Request => Tally the lines that hold the word "Negroes" and reply with that figure only.

Input =>
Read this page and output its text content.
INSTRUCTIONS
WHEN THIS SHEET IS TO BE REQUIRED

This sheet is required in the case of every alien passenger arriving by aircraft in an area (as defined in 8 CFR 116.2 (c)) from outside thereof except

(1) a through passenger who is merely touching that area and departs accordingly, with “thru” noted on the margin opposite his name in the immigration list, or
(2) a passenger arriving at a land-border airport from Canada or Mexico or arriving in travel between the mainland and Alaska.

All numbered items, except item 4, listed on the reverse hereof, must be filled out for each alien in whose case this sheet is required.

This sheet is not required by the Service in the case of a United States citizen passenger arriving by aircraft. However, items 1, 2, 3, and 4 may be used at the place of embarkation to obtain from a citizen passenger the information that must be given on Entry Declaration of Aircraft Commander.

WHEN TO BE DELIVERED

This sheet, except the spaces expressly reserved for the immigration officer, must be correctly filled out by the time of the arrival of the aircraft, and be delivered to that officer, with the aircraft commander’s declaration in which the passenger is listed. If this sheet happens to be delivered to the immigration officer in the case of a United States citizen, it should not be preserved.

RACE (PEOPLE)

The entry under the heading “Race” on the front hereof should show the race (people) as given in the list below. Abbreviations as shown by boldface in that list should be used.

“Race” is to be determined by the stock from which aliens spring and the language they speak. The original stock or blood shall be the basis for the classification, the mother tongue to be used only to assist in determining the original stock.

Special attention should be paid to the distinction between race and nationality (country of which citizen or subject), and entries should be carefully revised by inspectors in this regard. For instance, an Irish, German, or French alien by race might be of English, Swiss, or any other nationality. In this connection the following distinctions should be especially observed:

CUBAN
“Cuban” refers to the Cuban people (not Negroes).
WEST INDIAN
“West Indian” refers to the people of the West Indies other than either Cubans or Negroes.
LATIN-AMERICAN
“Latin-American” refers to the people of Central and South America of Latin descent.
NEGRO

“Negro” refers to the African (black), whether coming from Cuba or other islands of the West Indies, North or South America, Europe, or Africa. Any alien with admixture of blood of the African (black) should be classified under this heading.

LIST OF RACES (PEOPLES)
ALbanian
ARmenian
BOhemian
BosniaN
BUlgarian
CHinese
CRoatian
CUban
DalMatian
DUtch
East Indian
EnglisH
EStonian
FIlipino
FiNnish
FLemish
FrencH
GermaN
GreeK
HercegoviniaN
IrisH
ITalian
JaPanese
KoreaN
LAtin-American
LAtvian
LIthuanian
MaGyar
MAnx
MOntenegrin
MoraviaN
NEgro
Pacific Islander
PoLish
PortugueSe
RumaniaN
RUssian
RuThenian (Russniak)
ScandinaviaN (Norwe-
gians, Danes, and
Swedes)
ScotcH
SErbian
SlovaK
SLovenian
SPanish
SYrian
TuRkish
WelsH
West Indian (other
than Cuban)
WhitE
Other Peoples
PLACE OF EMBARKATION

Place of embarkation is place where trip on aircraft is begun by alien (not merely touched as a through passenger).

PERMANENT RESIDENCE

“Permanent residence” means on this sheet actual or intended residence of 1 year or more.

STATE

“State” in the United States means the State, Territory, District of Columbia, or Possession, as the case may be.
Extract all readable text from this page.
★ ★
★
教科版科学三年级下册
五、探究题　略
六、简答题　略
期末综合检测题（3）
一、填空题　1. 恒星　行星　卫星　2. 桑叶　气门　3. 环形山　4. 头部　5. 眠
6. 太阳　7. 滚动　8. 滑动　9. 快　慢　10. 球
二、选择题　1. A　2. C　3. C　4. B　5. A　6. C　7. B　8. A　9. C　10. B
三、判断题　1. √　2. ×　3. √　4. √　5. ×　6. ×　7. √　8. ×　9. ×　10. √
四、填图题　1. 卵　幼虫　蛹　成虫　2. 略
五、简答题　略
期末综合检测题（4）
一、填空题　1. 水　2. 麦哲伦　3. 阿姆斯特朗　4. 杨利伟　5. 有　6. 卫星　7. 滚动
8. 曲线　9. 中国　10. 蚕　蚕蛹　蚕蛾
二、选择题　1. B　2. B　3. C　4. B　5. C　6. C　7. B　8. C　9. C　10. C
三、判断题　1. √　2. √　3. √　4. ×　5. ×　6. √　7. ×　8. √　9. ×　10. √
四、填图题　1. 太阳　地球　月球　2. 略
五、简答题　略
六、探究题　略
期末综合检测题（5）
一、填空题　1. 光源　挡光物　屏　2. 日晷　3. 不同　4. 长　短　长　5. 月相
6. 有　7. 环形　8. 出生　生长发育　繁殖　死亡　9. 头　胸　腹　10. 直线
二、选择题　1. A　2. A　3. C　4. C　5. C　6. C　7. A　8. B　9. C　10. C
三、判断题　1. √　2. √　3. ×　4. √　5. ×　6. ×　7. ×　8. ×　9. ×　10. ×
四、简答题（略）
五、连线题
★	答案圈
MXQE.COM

Answer to the problem => 2